#### Raw records ####

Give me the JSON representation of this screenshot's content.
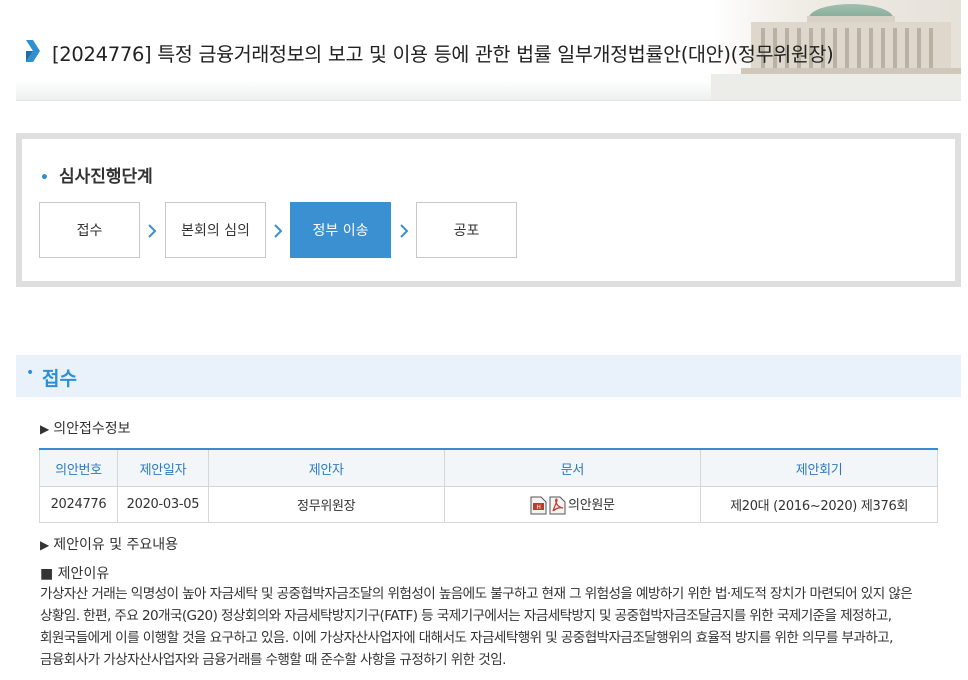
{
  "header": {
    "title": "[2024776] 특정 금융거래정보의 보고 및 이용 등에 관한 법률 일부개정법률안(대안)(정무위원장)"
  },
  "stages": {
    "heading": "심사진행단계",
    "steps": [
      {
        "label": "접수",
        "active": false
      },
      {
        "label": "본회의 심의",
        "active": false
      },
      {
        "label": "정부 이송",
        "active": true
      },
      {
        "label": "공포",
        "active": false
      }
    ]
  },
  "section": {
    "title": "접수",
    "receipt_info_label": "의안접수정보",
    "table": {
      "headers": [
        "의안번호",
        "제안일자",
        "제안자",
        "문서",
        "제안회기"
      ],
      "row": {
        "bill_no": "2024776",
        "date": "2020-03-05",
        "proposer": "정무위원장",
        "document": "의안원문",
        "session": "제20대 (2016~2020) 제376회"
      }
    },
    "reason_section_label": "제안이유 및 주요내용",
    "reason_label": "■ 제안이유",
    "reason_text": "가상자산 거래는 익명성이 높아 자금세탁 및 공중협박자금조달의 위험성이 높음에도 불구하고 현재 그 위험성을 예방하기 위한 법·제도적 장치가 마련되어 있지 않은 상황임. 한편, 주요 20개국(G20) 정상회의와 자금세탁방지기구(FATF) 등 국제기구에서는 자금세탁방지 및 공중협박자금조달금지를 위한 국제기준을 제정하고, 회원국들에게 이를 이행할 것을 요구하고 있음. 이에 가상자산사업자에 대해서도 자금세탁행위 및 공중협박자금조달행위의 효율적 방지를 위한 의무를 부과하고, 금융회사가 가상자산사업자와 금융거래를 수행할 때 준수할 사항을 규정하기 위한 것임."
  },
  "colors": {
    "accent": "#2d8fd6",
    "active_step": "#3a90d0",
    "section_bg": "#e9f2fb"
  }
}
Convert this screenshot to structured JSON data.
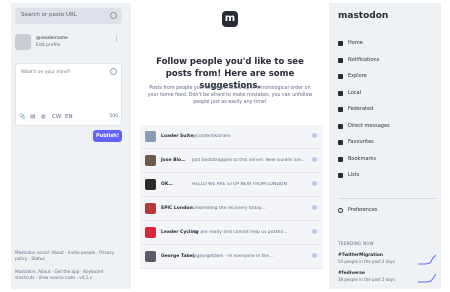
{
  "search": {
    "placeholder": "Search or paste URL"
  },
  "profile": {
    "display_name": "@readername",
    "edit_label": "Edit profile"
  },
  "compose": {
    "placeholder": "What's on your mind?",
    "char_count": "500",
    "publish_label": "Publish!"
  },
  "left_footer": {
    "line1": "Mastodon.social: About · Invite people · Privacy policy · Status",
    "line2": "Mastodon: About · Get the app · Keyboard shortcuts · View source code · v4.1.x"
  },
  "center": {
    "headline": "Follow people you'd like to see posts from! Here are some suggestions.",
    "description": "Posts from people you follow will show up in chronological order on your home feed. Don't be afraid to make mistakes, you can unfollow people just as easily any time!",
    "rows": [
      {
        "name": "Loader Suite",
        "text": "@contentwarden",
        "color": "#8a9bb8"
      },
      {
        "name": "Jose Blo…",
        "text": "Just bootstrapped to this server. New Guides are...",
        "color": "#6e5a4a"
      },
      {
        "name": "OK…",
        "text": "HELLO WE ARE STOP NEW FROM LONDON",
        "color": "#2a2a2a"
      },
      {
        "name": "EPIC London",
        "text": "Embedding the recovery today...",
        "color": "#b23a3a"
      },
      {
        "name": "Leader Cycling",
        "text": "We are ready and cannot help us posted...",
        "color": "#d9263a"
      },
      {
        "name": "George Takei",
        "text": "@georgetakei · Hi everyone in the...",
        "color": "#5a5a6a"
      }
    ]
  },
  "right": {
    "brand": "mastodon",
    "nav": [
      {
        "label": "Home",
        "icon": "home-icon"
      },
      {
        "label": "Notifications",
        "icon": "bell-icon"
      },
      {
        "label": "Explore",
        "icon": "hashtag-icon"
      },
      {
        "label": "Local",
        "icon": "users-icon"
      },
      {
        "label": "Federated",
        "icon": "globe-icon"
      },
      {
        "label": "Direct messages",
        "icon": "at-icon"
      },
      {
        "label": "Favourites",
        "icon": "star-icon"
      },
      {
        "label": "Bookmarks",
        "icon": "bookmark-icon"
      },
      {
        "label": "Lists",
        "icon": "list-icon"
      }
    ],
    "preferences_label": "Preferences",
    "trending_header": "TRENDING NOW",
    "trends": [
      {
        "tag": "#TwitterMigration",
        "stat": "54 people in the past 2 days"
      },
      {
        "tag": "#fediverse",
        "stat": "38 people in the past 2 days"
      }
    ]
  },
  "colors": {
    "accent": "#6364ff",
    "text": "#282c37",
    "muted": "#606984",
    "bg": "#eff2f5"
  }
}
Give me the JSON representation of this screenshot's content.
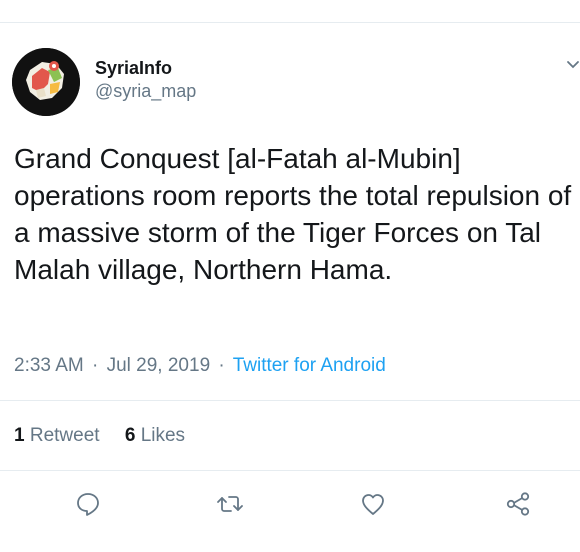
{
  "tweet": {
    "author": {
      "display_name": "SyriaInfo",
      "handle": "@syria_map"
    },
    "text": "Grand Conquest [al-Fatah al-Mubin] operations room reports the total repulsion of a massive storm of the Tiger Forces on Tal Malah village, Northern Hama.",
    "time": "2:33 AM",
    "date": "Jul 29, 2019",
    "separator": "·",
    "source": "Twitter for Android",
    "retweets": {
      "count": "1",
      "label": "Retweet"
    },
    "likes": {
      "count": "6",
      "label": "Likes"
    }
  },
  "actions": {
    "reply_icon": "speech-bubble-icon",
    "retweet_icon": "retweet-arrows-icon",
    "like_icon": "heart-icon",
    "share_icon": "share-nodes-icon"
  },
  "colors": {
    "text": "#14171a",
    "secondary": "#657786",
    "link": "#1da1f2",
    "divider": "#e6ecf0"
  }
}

####

> **To be done**: The records above must be transcribed exactly. Pictures are left out of the copy.

> **Output**:
Give me the JSON representation of this screenshot's content.
{
  "header": {
    "title": "[2024776] 특정 금융거래정보의 보고 및 이용 등에 관한 법률 일부개정법률안(대안)(정무위원장)"
  },
  "stages": {
    "heading": "심사진행단계",
    "steps": [
      {
        "label": "접수",
        "active": false
      },
      {
        "label": "본회의 심의",
        "active": false
      },
      {
        "label": "정부 이송",
        "active": true
      },
      {
        "label": "공포",
        "active": false
      }
    ]
  },
  "section": {
    "title": "접수",
    "receipt_info_label": "의안접수정보",
    "table": {
      "headers": [
        "의안번호",
        "제안일자",
        "제안자",
        "문서",
        "제안회기"
      ],
      "row": {
        "bill_no": "2024776",
        "date": "2020-03-05",
        "proposer": "정무위원장",
        "document": "의안원문",
        "session": "제20대 (2016~2020) 제376회"
      }
    },
    "reason_section_label": "제안이유 및 주요내용",
    "reason_label": "■ 제안이유",
    "reason_text": "가상자산 거래는 익명성이 높아 자금세탁 및 공중협박자금조달의 위험성이 높음에도 불구하고 현재 그 위험성을 예방하기 위한 법·제도적 장치가 마련되어 있지 않은 상황임. 한편, 주요 20개국(G20) 정상회의와 자금세탁방지기구(FATF) 등 국제기구에서는 자금세탁방지 및 공중협박자금조달금지를 위한 국제기준을 제정하고, 회원국들에게 이를 이행할 것을 요구하고 있음. 이에 가상자산사업자에 대해서도 자금세탁행위 및 공중협박자금조달행위의 효율적 방지를 위한 의무를 부과하고, 금융회사가 가상자산사업자와 금융거래를 수행할 때 준수할 사항을 규정하기 위한 것임."
  },
  "colors": {
    "accent": "#2d8fd6",
    "active_step": "#3a90d0",
    "section_bg": "#e9f2fb"
  }
}
Convert this screenshot to structured JSON data.
{
  "search": {
    "placeholder": "Search or paste URL"
  },
  "profile": {
    "display_name": "@readername",
    "edit_label": "Edit profile"
  },
  "compose": {
    "placeholder": "What's on your mind?",
    "char_count": "500",
    "publish_label": "Publish!"
  },
  "left_footer": {
    "line1": "Mastodon.social: About · Invite people · Privacy policy · Status",
    "line2": "Mastodon: About · Get the app · Keyboard shortcuts · View source code · v4.1.x"
  },
  "center": {
    "headline": "Follow people you'd like to see posts from! Here are some suggestions.",
    "description": "Posts from people you follow will show up in chronological order on your home feed. Don't be afraid to make mistakes, you can unfollow people just as easily any time!",
    "rows": [
      {
        "name": "Loader Suite",
        "text": "@contentwarden",
        "color": "#8a9bb8"
      },
      {
        "name": "Jose Blo…",
        "text": "Just bootstrapped to this server. New Guides are...",
        "color": "#6e5a4a"
      },
      {
        "name": "OK…",
        "text": "HELLO WE ARE STOP NEW FROM LONDON",
        "color": "#2a2a2a"
      },
      {
        "name": "EPIC London",
        "text": "Embedding the recovery today...",
        "color": "#b23a3a"
      },
      {
        "name": "Leader Cycling",
        "text": "We are ready and cannot help us posted...",
        "color": "#d9263a"
      },
      {
        "name": "George Takei",
        "text": "@georgetakei · Hi everyone in the...",
        "color": "#5a5a6a"
      }
    ]
  },
  "right": {
    "brand": "mastodon",
    "nav": [
      {
        "label": "Home",
        "icon": "home-icon"
      },
      {
        "label": "Notifications",
        "icon": "bell-icon"
      },
      {
        "label": "Explore",
        "icon": "hashtag-icon"
      },
      {
        "label": "Local",
        "icon": "users-icon"
      },
      {
        "label": "Federated",
        "icon": "globe-icon"
      },
      {
        "label": "Direct messages",
        "icon": "at-icon"
      },
      {
        "label": "Favourites",
        "icon": "star-icon"
      },
      {
        "label": "Bookmarks",
        "icon": "bookmark-icon"
      },
      {
        "label": "Lists",
        "icon": "list-icon"
      }
    ],
    "preferences_label": "Preferences",
    "trending_header": "TRENDING NOW",
    "trends": [
      {
        "tag": "#TwitterMigration",
        "stat": "54 people in the past 2 days"
      },
      {
        "tag": "#fediverse",
        "stat": "38 people in the past 2 days"
      }
    ]
  },
  "colors": {
    "accent": "#6364ff",
    "text": "#282c37",
    "muted": "#606984",
    "bg": "#eff2f5"
  }
}
Give me the JSON representation of this screenshot's content.
{
  "tweet": {
    "author": {
      "display_name": "SyriaInfo",
      "handle": "@syria_map"
    },
    "text": "Grand Conquest [al-Fatah al-Mubin] operations room reports the total repulsion of a massive storm of the Tiger Forces on Tal Malah village, Northern Hama.",
    "time": "2:33 AM",
    "date": "Jul 29, 2019",
    "separator": "·",
    "source": "Twitter for Android",
    "retweets": {
      "count": "1",
      "label": "Retweet"
    },
    "likes": {
      "count": "6",
      "label": "Likes"
    }
  },
  "actions": {
    "reply_icon": "speech-bubble-icon",
    "retweet_icon": "retweet-arrows-icon",
    "like_icon": "heart-icon",
    "share_icon": "share-nodes-icon"
  },
  "colors": {
    "text": "#14171a",
    "secondary": "#657786",
    "link": "#1da1f2",
    "divider": "#e6ecf0"
  }
}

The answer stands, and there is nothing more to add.